Restate the listing that follows word for word, without its pictures.
[Begin]
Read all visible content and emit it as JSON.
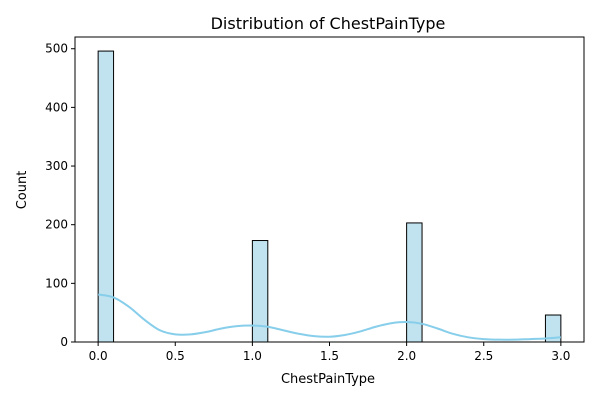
{
  "chart_data": {
    "type": "bar",
    "title": "Distribution of ChestPainType",
    "xlabel": "ChestPainType",
    "ylabel": "Count",
    "xlim": [
      -0.15,
      3.15
    ],
    "ylim": [
      0,
      520
    ],
    "x_ticks": [
      0.0,
      0.5,
      1.0,
      1.5,
      2.0,
      2.5,
      3.0
    ],
    "x_tick_labels": [
      "0.0",
      "0.5",
      "1.0",
      "1.5",
      "2.0",
      "2.5",
      "3.0"
    ],
    "y_ticks": [
      0,
      100,
      200,
      300,
      400,
      500
    ],
    "y_tick_labels": [
      "0",
      "100",
      "200",
      "300",
      "400",
      "500"
    ],
    "bin_width": 0.1,
    "bins": [
      {
        "x_start": 0.0,
        "x_end": 0.1,
        "count": 496
      },
      {
        "x_start": 1.0,
        "x_end": 1.1,
        "count": 173
      },
      {
        "x_start": 2.0,
        "x_end": 2.1,
        "count": 203
      },
      {
        "x_start": 2.9,
        "x_end": 3.0,
        "count": 46
      }
    ],
    "kde": {
      "x": [
        0.0,
        0.1,
        0.2,
        0.3,
        0.4,
        0.5,
        0.6,
        0.7,
        0.8,
        0.9,
        1.0,
        1.1,
        1.2,
        1.3,
        1.4,
        1.5,
        1.6,
        1.7,
        1.8,
        1.9,
        2.0,
        2.1,
        2.2,
        2.3,
        2.4,
        2.5,
        2.6,
        2.7,
        2.8,
        2.9,
        3.0
      ],
      "y": [
        81,
        76,
        60,
        38,
        20,
        13,
        13,
        17,
        23,
        27,
        28,
        26,
        20,
        14,
        10,
        9,
        12,
        18,
        26,
        32,
        34,
        31,
        23,
        14,
        8,
        5,
        4,
        4,
        5,
        6,
        8
      ]
    },
    "grid": false,
    "legend": "none",
    "colors": {
      "bar_fill": "#c1e3ef",
      "bar_stroke": "#000000",
      "kde_line": "#87ceeb",
      "axis": "#000000"
    }
  }
}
[End]
▶ [Final answer]:
Read all visible content and emit it as JSON.
{
  "chart_data": {
    "type": "bar",
    "title": "Distribution of ChestPainType",
    "xlabel": "ChestPainType",
    "ylabel": "Count",
    "xlim": [
      -0.15,
      3.15
    ],
    "ylim": [
      0,
      520
    ],
    "x_ticks": [
      0.0,
      0.5,
      1.0,
      1.5,
      2.0,
      2.5,
      3.0
    ],
    "x_tick_labels": [
      "0.0",
      "0.5",
      "1.0",
      "1.5",
      "2.0",
      "2.5",
      "3.0"
    ],
    "y_ticks": [
      0,
      100,
      200,
      300,
      400,
      500
    ],
    "y_tick_labels": [
      "0",
      "100",
      "200",
      "300",
      "400",
      "500"
    ],
    "bin_width": 0.1,
    "bins": [
      {
        "x_start": 0.0,
        "x_end": 0.1,
        "count": 496
      },
      {
        "x_start": 1.0,
        "x_end": 1.1,
        "count": 173
      },
      {
        "x_start": 2.0,
        "x_end": 2.1,
        "count": 203
      },
      {
        "x_start": 2.9,
        "x_end": 3.0,
        "count": 46
      }
    ],
    "kde": {
      "x": [
        0.0,
        0.1,
        0.2,
        0.3,
        0.4,
        0.5,
        0.6,
        0.7,
        0.8,
        0.9,
        1.0,
        1.1,
        1.2,
        1.3,
        1.4,
        1.5,
        1.6,
        1.7,
        1.8,
        1.9,
        2.0,
        2.1,
        2.2,
        2.3,
        2.4,
        2.5,
        2.6,
        2.7,
        2.8,
        2.9,
        3.0
      ],
      "y": [
        81,
        76,
        60,
        38,
        20,
        13,
        13,
        17,
        23,
        27,
        28,
        26,
        20,
        14,
        10,
        9,
        12,
        18,
        26,
        32,
        34,
        31,
        23,
        14,
        8,
        5,
        4,
        4,
        5,
        6,
        8
      ]
    },
    "grid": false,
    "legend": "none",
    "colors": {
      "bar_fill": "#c1e3ef",
      "bar_stroke": "#000000",
      "kde_line": "#87ceeb",
      "axis": "#000000"
    }
  }
}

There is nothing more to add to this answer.